Short task | Write out all the material exactly. Leave nothing out.

[Lines of data]
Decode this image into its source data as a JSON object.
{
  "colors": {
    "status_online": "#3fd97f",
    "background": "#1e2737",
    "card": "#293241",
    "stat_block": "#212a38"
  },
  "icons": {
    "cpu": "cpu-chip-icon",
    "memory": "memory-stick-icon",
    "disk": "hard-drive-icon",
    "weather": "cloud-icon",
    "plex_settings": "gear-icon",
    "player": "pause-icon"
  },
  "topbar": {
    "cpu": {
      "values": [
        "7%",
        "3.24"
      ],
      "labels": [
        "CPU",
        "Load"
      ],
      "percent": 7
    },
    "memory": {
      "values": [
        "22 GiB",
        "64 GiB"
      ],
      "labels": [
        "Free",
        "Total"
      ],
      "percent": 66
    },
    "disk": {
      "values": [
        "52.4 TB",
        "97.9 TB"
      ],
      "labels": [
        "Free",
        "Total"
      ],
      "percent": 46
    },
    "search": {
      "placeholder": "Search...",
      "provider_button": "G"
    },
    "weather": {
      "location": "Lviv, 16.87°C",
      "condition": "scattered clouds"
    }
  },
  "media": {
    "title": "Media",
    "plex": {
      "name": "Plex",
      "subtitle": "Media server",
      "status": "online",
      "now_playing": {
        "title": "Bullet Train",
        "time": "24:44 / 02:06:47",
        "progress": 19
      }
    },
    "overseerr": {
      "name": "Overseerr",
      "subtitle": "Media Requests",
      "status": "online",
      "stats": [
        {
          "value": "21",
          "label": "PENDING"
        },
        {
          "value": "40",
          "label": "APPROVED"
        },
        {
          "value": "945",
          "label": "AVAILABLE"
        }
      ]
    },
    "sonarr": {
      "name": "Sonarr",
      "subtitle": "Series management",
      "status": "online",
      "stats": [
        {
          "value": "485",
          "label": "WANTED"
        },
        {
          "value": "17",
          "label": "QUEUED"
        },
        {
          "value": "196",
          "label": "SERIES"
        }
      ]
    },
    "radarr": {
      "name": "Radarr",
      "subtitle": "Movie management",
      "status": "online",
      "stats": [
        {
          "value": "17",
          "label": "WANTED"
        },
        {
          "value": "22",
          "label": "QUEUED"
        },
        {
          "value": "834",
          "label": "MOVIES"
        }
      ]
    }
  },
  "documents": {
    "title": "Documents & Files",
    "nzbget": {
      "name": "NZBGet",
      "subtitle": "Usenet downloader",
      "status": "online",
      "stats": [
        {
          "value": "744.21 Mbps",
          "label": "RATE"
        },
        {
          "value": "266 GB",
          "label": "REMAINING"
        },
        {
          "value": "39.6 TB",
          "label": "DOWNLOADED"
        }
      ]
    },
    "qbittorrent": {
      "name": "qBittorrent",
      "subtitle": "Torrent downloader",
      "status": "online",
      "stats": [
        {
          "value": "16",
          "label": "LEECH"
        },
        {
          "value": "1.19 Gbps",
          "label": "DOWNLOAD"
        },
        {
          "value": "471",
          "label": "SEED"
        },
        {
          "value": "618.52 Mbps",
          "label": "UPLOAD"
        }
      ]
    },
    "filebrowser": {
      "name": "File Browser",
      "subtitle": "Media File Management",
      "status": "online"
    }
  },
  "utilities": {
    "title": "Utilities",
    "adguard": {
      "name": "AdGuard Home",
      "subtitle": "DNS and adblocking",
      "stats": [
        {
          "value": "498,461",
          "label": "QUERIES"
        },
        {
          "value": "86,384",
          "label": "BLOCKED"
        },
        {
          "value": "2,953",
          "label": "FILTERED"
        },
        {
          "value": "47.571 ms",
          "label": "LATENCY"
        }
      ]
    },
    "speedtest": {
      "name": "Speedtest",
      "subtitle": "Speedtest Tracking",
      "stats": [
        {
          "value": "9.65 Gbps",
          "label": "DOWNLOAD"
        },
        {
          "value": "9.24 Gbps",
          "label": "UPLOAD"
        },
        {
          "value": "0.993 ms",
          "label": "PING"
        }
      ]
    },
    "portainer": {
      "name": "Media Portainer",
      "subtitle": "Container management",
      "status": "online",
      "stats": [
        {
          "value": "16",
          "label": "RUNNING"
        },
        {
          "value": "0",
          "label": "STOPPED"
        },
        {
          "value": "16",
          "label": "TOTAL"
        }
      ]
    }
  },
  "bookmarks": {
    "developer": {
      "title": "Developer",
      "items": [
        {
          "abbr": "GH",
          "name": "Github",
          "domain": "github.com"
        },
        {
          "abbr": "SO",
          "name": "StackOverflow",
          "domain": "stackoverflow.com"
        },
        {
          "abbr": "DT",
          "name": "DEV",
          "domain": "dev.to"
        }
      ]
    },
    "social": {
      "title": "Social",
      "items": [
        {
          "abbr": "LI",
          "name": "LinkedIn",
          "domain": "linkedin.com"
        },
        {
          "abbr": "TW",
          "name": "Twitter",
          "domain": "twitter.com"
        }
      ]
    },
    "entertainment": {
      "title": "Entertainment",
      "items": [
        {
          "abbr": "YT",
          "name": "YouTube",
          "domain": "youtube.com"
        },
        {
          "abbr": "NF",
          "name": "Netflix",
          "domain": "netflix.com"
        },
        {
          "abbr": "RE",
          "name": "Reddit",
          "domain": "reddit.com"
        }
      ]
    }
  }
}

Result of this task |
Decode this image into its source data as a JSON object.
{
  "colors": {
    "status_online": "#3fd97f",
    "background": "#1e2737",
    "card": "#293241",
    "stat_block": "#212a38"
  },
  "icons": {
    "cpu": "cpu-chip-icon",
    "memory": "memory-stick-icon",
    "disk": "hard-drive-icon",
    "weather": "cloud-icon",
    "plex_settings": "gear-icon",
    "player": "pause-icon"
  },
  "topbar": {
    "cpu": {
      "values": [
        "7%",
        "3.24"
      ],
      "labels": [
        "CPU",
        "Load"
      ],
      "percent": 7
    },
    "memory": {
      "values": [
        "22 GiB",
        "64 GiB"
      ],
      "labels": [
        "Free",
        "Total"
      ],
      "percent": 66
    },
    "disk": {
      "values": [
        "52.4 TB",
        "97.9 TB"
      ],
      "labels": [
        "Free",
        "Total"
      ],
      "percent": 46
    },
    "search": {
      "placeholder": "Search...",
      "provider_button": "G"
    },
    "weather": {
      "location": "Lviv, 16.87°C",
      "condition": "scattered clouds"
    }
  },
  "media": {
    "title": "Media",
    "plex": {
      "name": "Plex",
      "subtitle": "Media server",
      "status": "online",
      "now_playing": {
        "title": "Bullet Train",
        "time": "24:44 / 02:06:47",
        "progress": 19
      }
    },
    "overseerr": {
      "name": "Overseerr",
      "subtitle": "Media Requests",
      "status": "online",
      "stats": [
        {
          "value": "21",
          "label": "PENDING"
        },
        {
          "value": "40",
          "label": "APPROVED"
        },
        {
          "value": "945",
          "label": "AVAILABLE"
        }
      ]
    },
    "sonarr": {
      "name": "Sonarr",
      "subtitle": "Series management",
      "status": "online",
      "stats": [
        {
          "value": "485",
          "label": "WANTED"
        },
        {
          "value": "17",
          "label": "QUEUED"
        },
        {
          "value": "196",
          "label": "SERIES"
        }
      ]
    },
    "radarr": {
      "name": "Radarr",
      "subtitle": "Movie management",
      "status": "online",
      "stats": [
        {
          "value": "17",
          "label": "WANTED"
        },
        {
          "value": "22",
          "label": "QUEUED"
        },
        {
          "value": "834",
          "label": "MOVIES"
        }
      ]
    }
  },
  "documents": {
    "title": "Documents & Files",
    "nzbget": {
      "name": "NZBGet",
      "subtitle": "Usenet downloader",
      "status": "online",
      "stats": [
        {
          "value": "744.21 Mbps",
          "label": "RATE"
        },
        {
          "value": "266 GB",
          "label": "REMAINING"
        },
        {
          "value": "39.6 TB",
          "label": "DOWNLOADED"
        }
      ]
    },
    "qbittorrent": {
      "name": "qBittorrent",
      "subtitle": "Torrent downloader",
      "status": "online",
      "stats": [
        {
          "value": "16",
          "label": "LEECH"
        },
        {
          "value": "1.19 Gbps",
          "label": "DOWNLOAD"
        },
        {
          "value": "471",
          "label": "SEED"
        },
        {
          "value": "618.52 Mbps",
          "label": "UPLOAD"
        }
      ]
    },
    "filebrowser": {
      "name": "File Browser",
      "subtitle": "Media File Management",
      "status": "online"
    }
  },
  "utilities": {
    "title": "Utilities",
    "adguard": {
      "name": "AdGuard Home",
      "subtitle": "DNS and adblocking",
      "stats": [
        {
          "value": "498,461",
          "label": "QUERIES"
        },
        {
          "value": "86,384",
          "label": "BLOCKED"
        },
        {
          "value": "2,953",
          "label": "FILTERED"
        },
        {
          "value": "47.571 ms",
          "label": "LATENCY"
        }
      ]
    },
    "speedtest": {
      "name": "Speedtest",
      "subtitle": "Speedtest Tracking",
      "stats": [
        {
          "value": "9.65 Gbps",
          "label": "DOWNLOAD"
        },
        {
          "value": "9.24 Gbps",
          "label": "UPLOAD"
        },
        {
          "value": "0.993 ms",
          "label": "PING"
        }
      ]
    },
    "portainer": {
      "name": "Media Portainer",
      "subtitle": "Container management",
      "status": "online",
      "stats": [
        {
          "value": "16",
          "label": "RUNNING"
        },
        {
          "value": "0",
          "label": "STOPPED"
        },
        {
          "value": "16",
          "label": "TOTAL"
        }
      ]
    }
  },
  "bookmarks": {
    "developer": {
      "title": "Developer",
      "items": [
        {
          "abbr": "GH",
          "name": "Github",
          "domain": "github.com"
        },
        {
          "abbr": "SO",
          "name": "StackOverflow",
          "domain": "stackoverflow.com"
        },
        {
          "abbr": "DT",
          "name": "DEV",
          "domain": "dev.to"
        }
      ]
    },
    "social": {
      "title": "Social",
      "items": [
        {
          "abbr": "LI",
          "name": "LinkedIn",
          "domain": "linkedin.com"
        },
        {
          "abbr": "TW",
          "name": "Twitter",
          "domain": "twitter.com"
        }
      ]
    },
    "entertainment": {
      "title": "Entertainment",
      "items": [
        {
          "abbr": "YT",
          "name": "YouTube",
          "domain": "youtube.com"
        },
        {
          "abbr": "NF",
          "name": "Netflix",
          "domain": "netflix.com"
        },
        {
          "abbr": "RE",
          "name": "Reddit",
          "domain": "reddit.com"
        }
      ]
    }
  }
}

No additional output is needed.